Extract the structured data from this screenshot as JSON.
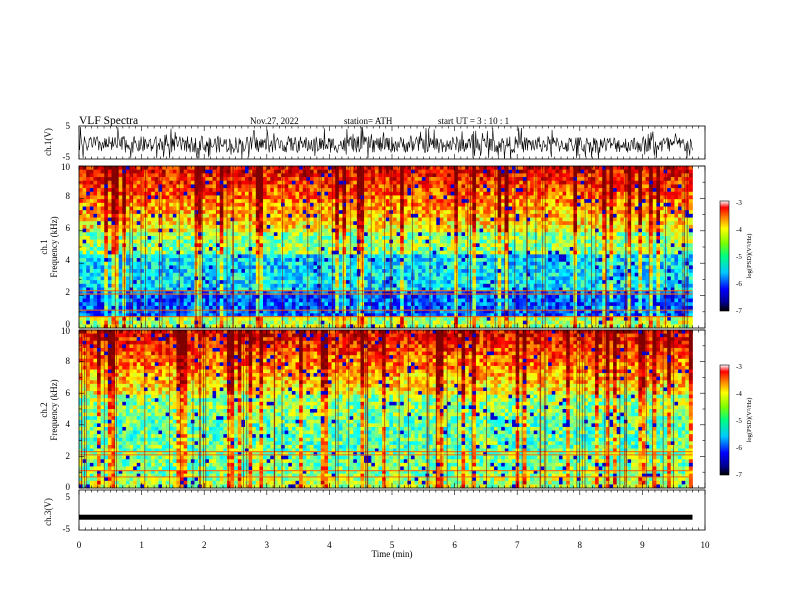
{
  "header": {
    "title": "VLF  Spectra",
    "date": "Nov.27, 2022",
    "station": "station= ATH",
    "start": "start  UT  =    3   : 10 : 1"
  },
  "chart_data": [
    {
      "type": "line",
      "name": "ch1-waveform",
      "ylabel": "ch.1(V)",
      "ylim": [
        -5,
        5
      ],
      "yticks": [
        "5",
        "-5"
      ],
      "xlim": [
        0,
        10
      ]
    },
    {
      "type": "heatmap",
      "name": "ch1-spectrogram",
      "ylabel_top": "ch.1",
      "ylabel": "Frequency  (kHz)",
      "ylim": [
        0,
        10
      ],
      "yticks": [
        "0",
        "2",
        "4",
        "6",
        "8",
        "10"
      ],
      "xlim": [
        0,
        9.8
      ],
      "colorbar": {
        "label": "log(PSD)(V²/Hz)",
        "ticks": [
          "-3",
          "-4",
          "-5",
          "-6",
          "-7"
        ],
        "range": [
          -7,
          -3
        ]
      }
    },
    {
      "type": "heatmap",
      "name": "ch2-spectrogram",
      "ylabel_top": "ch.2",
      "ylabel": "Frequency  (kHz)",
      "ylim": [
        0,
        10
      ],
      "yticks": [
        "0",
        "2",
        "4",
        "6",
        "8",
        "10"
      ],
      "xlim": [
        0,
        9.8
      ],
      "colorbar": {
        "label": "log(PSD)(V²/Hz)",
        "ticks": [
          "-3",
          "-4",
          "-5",
          "-6",
          "-7"
        ],
        "range": [
          -7,
          -3
        ]
      }
    },
    {
      "type": "line",
      "name": "ch3-waveform",
      "ylabel": "ch.3(V)",
      "ylim": [
        -5,
        5
      ],
      "yticks": [
        "5",
        "-5"
      ],
      "xlim": [
        0,
        10
      ],
      "value": -1.8
    }
  ],
  "xaxis": {
    "label": "Time  (min)",
    "ticks": [
      "0",
      "1",
      "2",
      "3",
      "4",
      "5",
      "6",
      "7",
      "8",
      "9",
      "10"
    ],
    "range": [
      0,
      10
    ]
  }
}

Goal »
Give back each entry exactly as it appears, with no pictures.

Answer for this exercise »
Extract the structured data from this screenshot as JSON.
{
  "header": {
    "title": "VLF  Spectra",
    "date": "Nov.27, 2022",
    "station": "station= ATH",
    "start": "start  UT  =    3   : 10 : 1"
  },
  "chart_data": [
    {
      "type": "line",
      "name": "ch1-waveform",
      "ylabel": "ch.1(V)",
      "ylim": [
        -5,
        5
      ],
      "yticks": [
        "5",
        "-5"
      ],
      "xlim": [
        0,
        10
      ]
    },
    {
      "type": "heatmap",
      "name": "ch1-spectrogram",
      "ylabel_top": "ch.1",
      "ylabel": "Frequency  (kHz)",
      "ylim": [
        0,
        10
      ],
      "yticks": [
        "0",
        "2",
        "4",
        "6",
        "8",
        "10"
      ],
      "xlim": [
        0,
        9.8
      ],
      "colorbar": {
        "label": "log(PSD)(V²/Hz)",
        "ticks": [
          "-3",
          "-4",
          "-5",
          "-6",
          "-7"
        ],
        "range": [
          -7,
          -3
        ]
      }
    },
    {
      "type": "heatmap",
      "name": "ch2-spectrogram",
      "ylabel_top": "ch.2",
      "ylabel": "Frequency  (kHz)",
      "ylim": [
        0,
        10
      ],
      "yticks": [
        "0",
        "2",
        "4",
        "6",
        "8",
        "10"
      ],
      "xlim": [
        0,
        9.8
      ],
      "colorbar": {
        "label": "log(PSD)(V²/Hz)",
        "ticks": [
          "-3",
          "-4",
          "-5",
          "-6",
          "-7"
        ],
        "range": [
          -7,
          -3
        ]
      }
    },
    {
      "type": "line",
      "name": "ch3-waveform",
      "ylabel": "ch.3(V)",
      "ylim": [
        -5,
        5
      ],
      "yticks": [
        "5",
        "-5"
      ],
      "xlim": [
        0,
        10
      ],
      "value": -1.8
    }
  ],
  "xaxis": {
    "label": "Time  (min)",
    "ticks": [
      "0",
      "1",
      "2",
      "3",
      "4",
      "5",
      "6",
      "7",
      "8",
      "9",
      "10"
    ],
    "range": [
      0,
      10
    ]
  }
}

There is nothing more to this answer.